**Set problem**.
Show, in full, each line of the data that contains "title".

**Dataset records**.
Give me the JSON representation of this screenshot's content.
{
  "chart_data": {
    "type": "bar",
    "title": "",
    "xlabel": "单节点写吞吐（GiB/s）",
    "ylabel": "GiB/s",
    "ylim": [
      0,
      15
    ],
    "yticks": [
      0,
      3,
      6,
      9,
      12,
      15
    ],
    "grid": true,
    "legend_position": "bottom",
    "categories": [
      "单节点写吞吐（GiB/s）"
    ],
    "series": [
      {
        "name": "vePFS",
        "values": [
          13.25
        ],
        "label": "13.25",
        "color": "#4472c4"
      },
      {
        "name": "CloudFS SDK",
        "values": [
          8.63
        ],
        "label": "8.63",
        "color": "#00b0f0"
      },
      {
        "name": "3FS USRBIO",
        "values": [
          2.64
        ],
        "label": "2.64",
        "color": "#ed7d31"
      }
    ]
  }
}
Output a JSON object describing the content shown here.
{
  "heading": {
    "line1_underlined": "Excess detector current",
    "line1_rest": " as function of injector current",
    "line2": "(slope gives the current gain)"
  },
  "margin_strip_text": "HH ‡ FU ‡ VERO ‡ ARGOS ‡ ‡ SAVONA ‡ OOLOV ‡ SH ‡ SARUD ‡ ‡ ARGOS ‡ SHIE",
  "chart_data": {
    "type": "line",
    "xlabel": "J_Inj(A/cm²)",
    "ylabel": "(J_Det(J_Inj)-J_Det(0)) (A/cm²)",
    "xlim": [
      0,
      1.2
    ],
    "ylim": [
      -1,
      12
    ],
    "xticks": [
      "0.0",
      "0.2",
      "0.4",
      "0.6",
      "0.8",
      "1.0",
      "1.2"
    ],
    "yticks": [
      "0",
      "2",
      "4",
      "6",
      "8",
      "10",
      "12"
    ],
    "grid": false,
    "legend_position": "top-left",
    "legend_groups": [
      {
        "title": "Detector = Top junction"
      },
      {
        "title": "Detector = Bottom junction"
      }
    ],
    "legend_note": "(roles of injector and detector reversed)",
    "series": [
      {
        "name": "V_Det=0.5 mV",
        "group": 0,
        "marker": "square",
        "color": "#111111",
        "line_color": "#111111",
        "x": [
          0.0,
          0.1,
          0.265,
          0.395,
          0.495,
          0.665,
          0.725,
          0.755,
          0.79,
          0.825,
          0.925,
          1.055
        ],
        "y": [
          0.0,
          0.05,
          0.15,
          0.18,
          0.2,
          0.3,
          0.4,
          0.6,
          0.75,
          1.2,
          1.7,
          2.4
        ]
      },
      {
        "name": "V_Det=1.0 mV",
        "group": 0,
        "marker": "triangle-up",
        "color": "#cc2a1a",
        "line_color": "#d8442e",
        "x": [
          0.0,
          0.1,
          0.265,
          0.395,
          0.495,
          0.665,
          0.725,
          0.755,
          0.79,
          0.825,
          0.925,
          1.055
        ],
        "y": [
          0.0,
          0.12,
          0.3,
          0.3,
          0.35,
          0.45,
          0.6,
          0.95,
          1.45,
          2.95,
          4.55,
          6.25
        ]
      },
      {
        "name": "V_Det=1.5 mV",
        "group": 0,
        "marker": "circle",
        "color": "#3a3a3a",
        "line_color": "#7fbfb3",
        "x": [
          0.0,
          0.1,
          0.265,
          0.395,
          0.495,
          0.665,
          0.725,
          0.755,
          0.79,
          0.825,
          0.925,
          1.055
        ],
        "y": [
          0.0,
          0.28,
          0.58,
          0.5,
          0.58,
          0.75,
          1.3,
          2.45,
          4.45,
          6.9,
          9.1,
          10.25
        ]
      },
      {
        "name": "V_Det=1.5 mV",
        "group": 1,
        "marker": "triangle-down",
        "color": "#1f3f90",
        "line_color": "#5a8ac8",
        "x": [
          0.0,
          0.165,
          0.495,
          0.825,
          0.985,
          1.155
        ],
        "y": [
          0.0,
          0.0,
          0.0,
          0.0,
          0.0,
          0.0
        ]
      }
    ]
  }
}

**The result**.
    "title": "",
        "title": "Detector = Top junction"
        "title": "Detector = Bottom junction"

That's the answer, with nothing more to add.